Presiding Bishop Frank T Griswold reflects on recent meeting of primates of the Anglican Communion
The spiritual leaders of 35 of the 38 provinces of the Anglican Communion met from April 10-17 at the new International Study Centre adjacent to Canterbury Cathedral in England. On his return to the US, Presiding Bishop Frank T Griswold reflected on the latest Primates' Meeting in a conversation with Episcopal News Service.
ENS: The primates have met more frequently in recent years. What has that meant to you - individually and as a group?
Griswold: This was my third Primates' Meeting and what I certainly was aware of was the deepening sense of communion and fraternal understanding that has developed over the last three years. A question was raised early on - 'should we meet every year?' - looking at the expense of it all - and the conclusion was yes, we really do need to do this annually. [Professor] David Ford made a comment at the first meeting [in Oporto]. He said that the very fact of electronic communication means that you must meet face-to-face more frequently. Otherwise, if you rely on electronic communication your sense of one another is going to be warped.
ENS: You've held meetings in Oporto in Portugal, at Kanuga in the United States, and now in Canterbury.

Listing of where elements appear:
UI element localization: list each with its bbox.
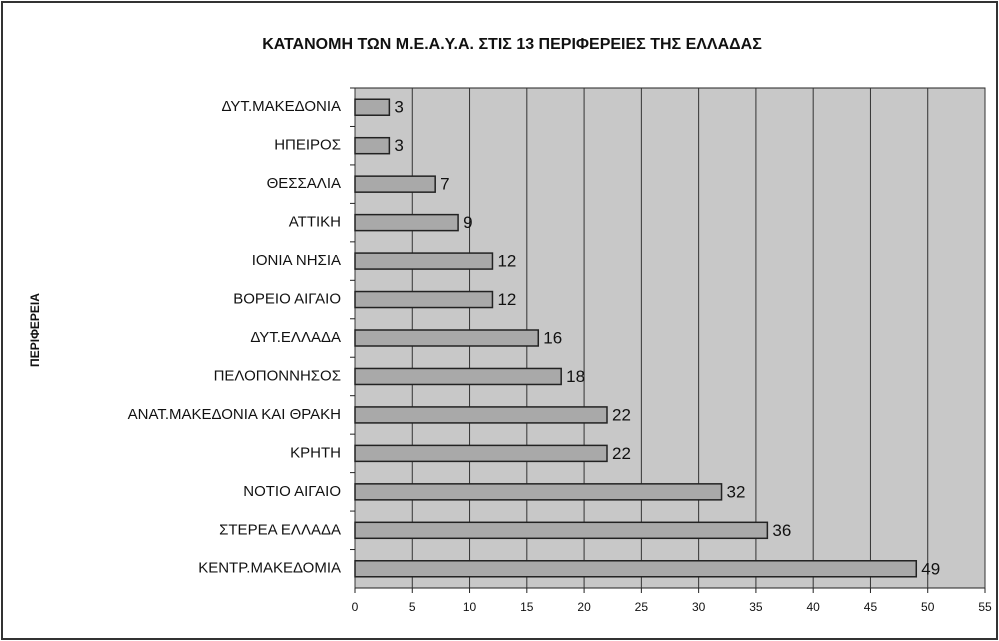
data-label: 7 (440, 175, 449, 194)
y-tick-label: ΔΥΤ.ΜΑΚΕΔΟΝΙΑ (222, 98, 341, 115)
y-tick-label: ΑΤΤΙΚΗ (289, 214, 341, 231)
x-tick-label: 40 (807, 600, 821, 614)
data-label: 16 (543, 328, 562, 347)
data-label: 22 (612, 444, 631, 463)
bar (354, 483, 723, 501)
x-tick-label: 35 (749, 600, 763, 614)
x-tick-label: 25 (635, 600, 649, 614)
bar (354, 444, 608, 463)
y-tick-label: ΒΟΡΕΙΟ ΑΙΓΑΙΟ (233, 291, 341, 308)
y-tick-label: ΗΠΕΙΡΟΣ (274, 137, 341, 154)
x-tick-label: 55 (978, 600, 992, 614)
x-tick-label: 20 (577, 600, 591, 614)
chart-title: ΚΑΤΑΝΟΜΗ ΤΩΝ Μ.Ε.Α.Υ.Α. ΣΤΙΣ 13 ΠΕΡΙΦΕΡΕ… (262, 36, 762, 53)
data-label: 22 (612, 405, 631, 424)
data-label: 3 (394, 98, 403, 117)
x-tick-label: 0 (352, 600, 359, 614)
bar (354, 98, 391, 116)
y-tick-label: ΑΝΑΤ.ΜΑΚΕΔΟΝΙΑ ΚΑΙ ΘΡΑΚΗ (128, 406, 341, 423)
y-tick-label: ΣΤΕΡΕΑ ΕΛΛΑΔΑ (219, 521, 341, 538)
data-label: 18 (566, 367, 585, 386)
x-tick-label: 15 (520, 600, 534, 614)
data-label: 32 (727, 482, 746, 501)
bar (354, 521, 769, 540)
x-tick-label: 50 (921, 600, 935, 614)
x-tick-label: 30 (692, 600, 706, 614)
data-label: 12 (497, 252, 516, 271)
bar (354, 175, 436, 193)
bar (354, 252, 494, 270)
data-label: 36 (772, 521, 791, 540)
y-axis-label: ΠΕΡΙΦΕΡΕΙΑ (28, 293, 42, 367)
y-tick-label: ΔΥΤ.ΕΛΛΑΔΑ (250, 329, 341, 346)
bar (354, 329, 540, 347)
y-tick-label: ΚΡΗΤΗ (290, 444, 341, 461)
y-tick-label: ΘΕΣΣΑΛΙΑ (267, 175, 341, 192)
bar (354, 290, 494, 309)
x-tick-label: 10 (463, 600, 477, 614)
data-label: 9 (463, 213, 472, 232)
y-tick-label: ΝΟΤΙΟ ΑΙΓΑΙΟ (243, 483, 341, 500)
bar (354, 406, 608, 424)
y-tick-label: ΚΕΝΤΡ.ΜΑΚΕΔΟΜΙΑ (198, 560, 341, 577)
data-label: 12 (497, 290, 516, 309)
y-tick-label: ΙΟΝΙΑ ΝΗΣΙΑ (252, 252, 341, 269)
bar (354, 367, 562, 386)
bar (354, 560, 918, 578)
data-label: 49 (921, 559, 940, 578)
data-label: 3 (394, 136, 403, 155)
x-tick-label: 5 (409, 600, 416, 614)
bar (354, 136, 391, 155)
y-tick-label: ΠΕΛΟΠΟΝΝΗΣΟΣ (214, 367, 341, 384)
x-tick-label: 45 (864, 600, 878, 614)
bar (354, 213, 459, 232)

> **Set task 1**: Say whether each statement agrees with the interview, answering yes or no and quoting the words that decide it: (a) The meeting took place at a study center next to Canterbury Cathedral. (b) The primates concluded that meeting every year cost too much. (c) This was Griswold's first Primates' Meeting.
> **Set task 2**: Name every place the interview gives as a site where the primates have held their meetings.
> **Set task 3**: According to the comment by David Ford that Griswold recalls in the interview, why must the primates meet face-to-face more often?
This listing is separate material, unrelated to the interview.

> **Worked answer 1**:
(a) Yes: "met from April 10-17 at the new International Study Centre adjacent to Canterbury Cathedral in England"
(b) No: "the conclusion was yes, we really do need to do this annually"
(c) No: "This was my third Primates' Meeting"

> **Worked answer 2**: Oporto in Portugal, Kanuga in the United States, and Canterbury.

> **Worked answer 3**: Electronic communication makes more frequent face-to-face meetings necessary. If the primates relied on electronic communication alone, their sense of one another would become warped.